● SHORT PROBLEM
Skip the pictures. Transcribe the rest of the data below without changing a word.
----------------------------------------
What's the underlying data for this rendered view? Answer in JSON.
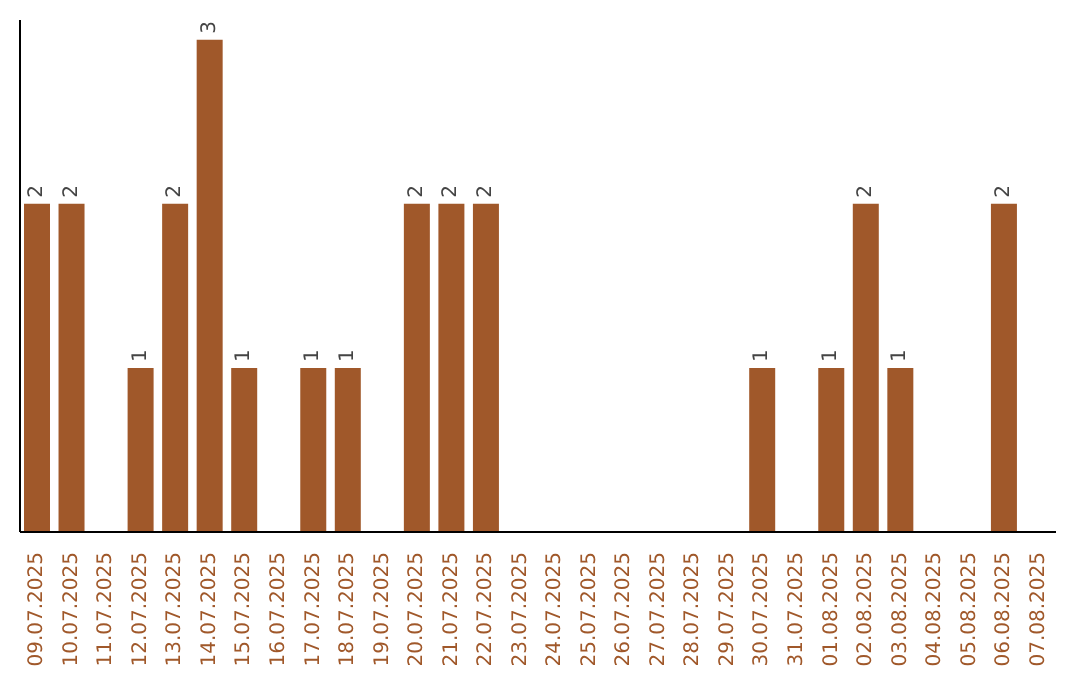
{
  "chart_data": {
    "type": "bar",
    "categories": [
      "09.07.2025",
      "10.07.2025",
      "11.07.2025",
      "12.07.2025",
      "13.07.2025",
      "14.07.2025",
      "15.07.2025",
      "16.07.2025",
      "17.07.2025",
      "18.07.2025",
      "19.07.2025",
      "20.07.2025",
      "21.07.2025",
      "22.07.2025",
      "23.07.2025",
      "24.07.2025",
      "25.07.2025",
      "26.07.2025",
      "27.07.2025",
      "28.07.2025",
      "29.07.2025",
      "30.07.2025",
      "31.07.2025",
      "01.08.2025",
      "02.08.2025",
      "03.08.2025",
      "04.08.2025",
      "05.08.2025",
      "06.08.2025",
      "07.08.2025"
    ],
    "values": [
      2,
      2,
      0,
      1,
      2,
      3,
      1,
      0,
      1,
      1,
      0,
      2,
      2,
      2,
      0,
      0,
      0,
      0,
      0,
      0,
      0,
      1,
      0,
      1,
      2,
      1,
      0,
      0,
      2,
      0
    ],
    "value_labels": [
      "2",
      "2",
      null,
      "1",
      "2",
      "3",
      "1",
      null,
      "1",
      "1",
      null,
      "2",
      "2",
      "2",
      null,
      null,
      null,
      null,
      null,
      null,
      null,
      "1",
      null,
      "1",
      "2",
      "1",
      null,
      null,
      "2",
      null
    ],
    "color": "#a0582a",
    "grid": false,
    "legend": false
  }
}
----------------------------------------
● SOLUTION FOR THIS PROBLEM
What's the underlying data for this rendered view? Answer in JSON.
{
  "chart_data": {
    "type": "bar",
    "categories": [
      "09.07.2025",
      "10.07.2025",
      "11.07.2025",
      "12.07.2025",
      "13.07.2025",
      "14.07.2025",
      "15.07.2025",
      "16.07.2025",
      "17.07.2025",
      "18.07.2025",
      "19.07.2025",
      "20.07.2025",
      "21.07.2025",
      "22.07.2025",
      "23.07.2025",
      "24.07.2025",
      "25.07.2025",
      "26.07.2025",
      "27.07.2025",
      "28.07.2025",
      "29.07.2025",
      "30.07.2025",
      "31.07.2025",
      "01.08.2025",
      "02.08.2025",
      "03.08.2025",
      "04.08.2025",
      "05.08.2025",
      "06.08.2025",
      "07.08.2025"
    ],
    "values": [
      2,
      2,
      0,
      1,
      2,
      3,
      1,
      0,
      1,
      1,
      0,
      2,
      2,
      2,
      0,
      0,
      0,
      0,
      0,
      0,
      0,
      1,
      0,
      1,
      2,
      1,
      0,
      0,
      2,
      0
    ],
    "value_labels": [
      "2",
      "2",
      null,
      "1",
      "2",
      "3",
      "1",
      null,
      "1",
      "1",
      null,
      "2",
      "2",
      "2",
      null,
      null,
      null,
      null,
      null,
      null,
      null,
      "1",
      null,
      "1",
      "2",
      "1",
      null,
      null,
      "2",
      null
    ],
    "color": "#a0582a",
    "grid": false,
    "legend": false
  }
}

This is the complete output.